* **Problem details**: Show every line where "refund" occurs.

* **Data provided**:
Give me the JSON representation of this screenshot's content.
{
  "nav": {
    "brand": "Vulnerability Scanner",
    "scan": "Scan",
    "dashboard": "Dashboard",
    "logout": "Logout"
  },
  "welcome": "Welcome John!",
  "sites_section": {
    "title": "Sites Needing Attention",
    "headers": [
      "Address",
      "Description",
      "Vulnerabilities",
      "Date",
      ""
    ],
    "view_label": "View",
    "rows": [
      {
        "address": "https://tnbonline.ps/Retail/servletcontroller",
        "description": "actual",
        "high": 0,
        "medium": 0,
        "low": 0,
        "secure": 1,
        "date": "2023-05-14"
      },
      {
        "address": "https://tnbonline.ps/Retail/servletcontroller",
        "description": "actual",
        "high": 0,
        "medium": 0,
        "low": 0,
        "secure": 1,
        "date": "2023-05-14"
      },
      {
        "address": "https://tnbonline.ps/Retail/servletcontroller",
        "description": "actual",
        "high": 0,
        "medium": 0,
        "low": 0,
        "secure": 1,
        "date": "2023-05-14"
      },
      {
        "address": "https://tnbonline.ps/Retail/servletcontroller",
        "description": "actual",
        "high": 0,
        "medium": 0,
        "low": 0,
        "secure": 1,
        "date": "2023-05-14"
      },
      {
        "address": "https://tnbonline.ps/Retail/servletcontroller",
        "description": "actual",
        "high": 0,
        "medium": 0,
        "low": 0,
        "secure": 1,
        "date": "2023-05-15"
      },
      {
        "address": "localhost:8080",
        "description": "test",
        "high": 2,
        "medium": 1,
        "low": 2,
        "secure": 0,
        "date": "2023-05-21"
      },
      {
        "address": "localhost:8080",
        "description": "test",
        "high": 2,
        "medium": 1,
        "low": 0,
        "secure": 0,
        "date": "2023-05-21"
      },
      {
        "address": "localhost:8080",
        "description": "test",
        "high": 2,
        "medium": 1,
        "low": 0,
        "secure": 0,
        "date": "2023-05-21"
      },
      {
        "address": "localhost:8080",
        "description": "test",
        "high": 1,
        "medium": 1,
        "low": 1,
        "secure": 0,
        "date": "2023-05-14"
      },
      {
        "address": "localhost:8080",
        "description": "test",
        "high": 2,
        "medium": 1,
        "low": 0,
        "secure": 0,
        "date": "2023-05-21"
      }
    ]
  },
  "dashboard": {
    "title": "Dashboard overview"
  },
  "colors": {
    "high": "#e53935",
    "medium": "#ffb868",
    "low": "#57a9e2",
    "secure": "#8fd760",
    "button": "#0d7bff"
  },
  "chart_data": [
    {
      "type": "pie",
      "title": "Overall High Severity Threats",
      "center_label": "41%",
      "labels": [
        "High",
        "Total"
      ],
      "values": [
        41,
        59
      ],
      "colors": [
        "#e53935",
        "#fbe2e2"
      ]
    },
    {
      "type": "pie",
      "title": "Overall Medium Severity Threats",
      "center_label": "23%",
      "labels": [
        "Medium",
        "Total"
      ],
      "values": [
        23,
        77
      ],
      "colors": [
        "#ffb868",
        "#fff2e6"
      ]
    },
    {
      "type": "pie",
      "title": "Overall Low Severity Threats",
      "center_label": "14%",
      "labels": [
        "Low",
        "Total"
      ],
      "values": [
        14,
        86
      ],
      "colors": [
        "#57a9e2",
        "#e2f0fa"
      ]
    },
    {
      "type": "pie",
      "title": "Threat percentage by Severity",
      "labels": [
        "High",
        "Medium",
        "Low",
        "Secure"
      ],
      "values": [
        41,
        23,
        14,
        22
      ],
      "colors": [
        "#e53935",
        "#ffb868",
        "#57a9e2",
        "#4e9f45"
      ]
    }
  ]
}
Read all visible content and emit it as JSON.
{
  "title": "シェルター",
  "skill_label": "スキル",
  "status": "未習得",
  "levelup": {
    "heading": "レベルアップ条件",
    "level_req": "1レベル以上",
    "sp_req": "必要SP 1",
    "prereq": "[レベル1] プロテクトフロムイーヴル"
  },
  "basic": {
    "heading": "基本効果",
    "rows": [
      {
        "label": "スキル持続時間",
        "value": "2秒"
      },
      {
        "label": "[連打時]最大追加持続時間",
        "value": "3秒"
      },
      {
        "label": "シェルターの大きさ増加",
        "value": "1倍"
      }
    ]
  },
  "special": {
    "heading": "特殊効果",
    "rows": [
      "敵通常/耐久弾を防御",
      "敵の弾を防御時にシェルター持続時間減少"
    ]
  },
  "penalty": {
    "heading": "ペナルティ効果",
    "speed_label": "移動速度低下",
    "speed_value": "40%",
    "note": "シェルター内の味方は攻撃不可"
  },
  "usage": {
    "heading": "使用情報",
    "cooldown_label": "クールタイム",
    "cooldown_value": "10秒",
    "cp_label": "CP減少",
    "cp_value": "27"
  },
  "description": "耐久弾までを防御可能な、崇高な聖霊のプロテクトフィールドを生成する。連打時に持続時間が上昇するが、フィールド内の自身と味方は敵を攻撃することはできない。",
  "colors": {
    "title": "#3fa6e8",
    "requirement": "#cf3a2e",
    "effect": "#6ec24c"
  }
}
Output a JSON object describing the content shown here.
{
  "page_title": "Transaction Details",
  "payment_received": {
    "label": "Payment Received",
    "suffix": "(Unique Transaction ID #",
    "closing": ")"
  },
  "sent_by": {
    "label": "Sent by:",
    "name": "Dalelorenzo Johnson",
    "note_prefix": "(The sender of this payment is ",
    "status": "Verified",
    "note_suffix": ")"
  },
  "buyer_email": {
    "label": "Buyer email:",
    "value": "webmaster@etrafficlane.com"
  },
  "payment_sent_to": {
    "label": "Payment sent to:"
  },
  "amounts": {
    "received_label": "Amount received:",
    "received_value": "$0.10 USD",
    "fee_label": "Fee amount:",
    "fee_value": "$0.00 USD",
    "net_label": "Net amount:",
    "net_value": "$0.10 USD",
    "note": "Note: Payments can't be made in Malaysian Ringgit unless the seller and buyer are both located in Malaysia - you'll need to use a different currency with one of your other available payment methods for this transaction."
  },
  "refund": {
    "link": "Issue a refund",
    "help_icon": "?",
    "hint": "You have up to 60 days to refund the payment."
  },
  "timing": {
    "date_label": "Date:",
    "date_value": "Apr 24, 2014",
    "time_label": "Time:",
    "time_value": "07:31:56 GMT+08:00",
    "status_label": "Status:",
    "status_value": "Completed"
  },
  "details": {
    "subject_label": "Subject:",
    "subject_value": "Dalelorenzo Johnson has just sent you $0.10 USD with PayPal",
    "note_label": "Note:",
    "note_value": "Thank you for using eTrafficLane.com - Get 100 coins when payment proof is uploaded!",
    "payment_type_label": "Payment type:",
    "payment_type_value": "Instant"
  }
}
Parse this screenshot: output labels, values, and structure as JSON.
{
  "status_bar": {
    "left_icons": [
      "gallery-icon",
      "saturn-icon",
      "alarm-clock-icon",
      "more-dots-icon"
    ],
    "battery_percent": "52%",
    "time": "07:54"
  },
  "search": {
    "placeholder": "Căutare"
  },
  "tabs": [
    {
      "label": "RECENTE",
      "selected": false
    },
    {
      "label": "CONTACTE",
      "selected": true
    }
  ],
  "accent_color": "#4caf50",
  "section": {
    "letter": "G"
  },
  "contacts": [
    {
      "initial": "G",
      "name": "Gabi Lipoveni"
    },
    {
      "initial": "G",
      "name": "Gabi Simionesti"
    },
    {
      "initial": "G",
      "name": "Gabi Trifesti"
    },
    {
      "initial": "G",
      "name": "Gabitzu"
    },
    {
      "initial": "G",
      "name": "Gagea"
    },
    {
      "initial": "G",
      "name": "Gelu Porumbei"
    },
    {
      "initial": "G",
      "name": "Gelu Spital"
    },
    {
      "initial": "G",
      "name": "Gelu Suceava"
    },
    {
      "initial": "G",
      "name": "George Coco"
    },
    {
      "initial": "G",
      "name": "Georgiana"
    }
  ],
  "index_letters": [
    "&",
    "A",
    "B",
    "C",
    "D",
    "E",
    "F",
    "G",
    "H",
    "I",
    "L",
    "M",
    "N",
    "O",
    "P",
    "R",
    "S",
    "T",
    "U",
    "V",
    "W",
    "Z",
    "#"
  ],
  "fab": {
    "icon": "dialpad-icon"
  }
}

* **Correct output**:
  "refund": {
    "link": "Issue a refund",
    "hint": "You have up to 60 days to refund the payment."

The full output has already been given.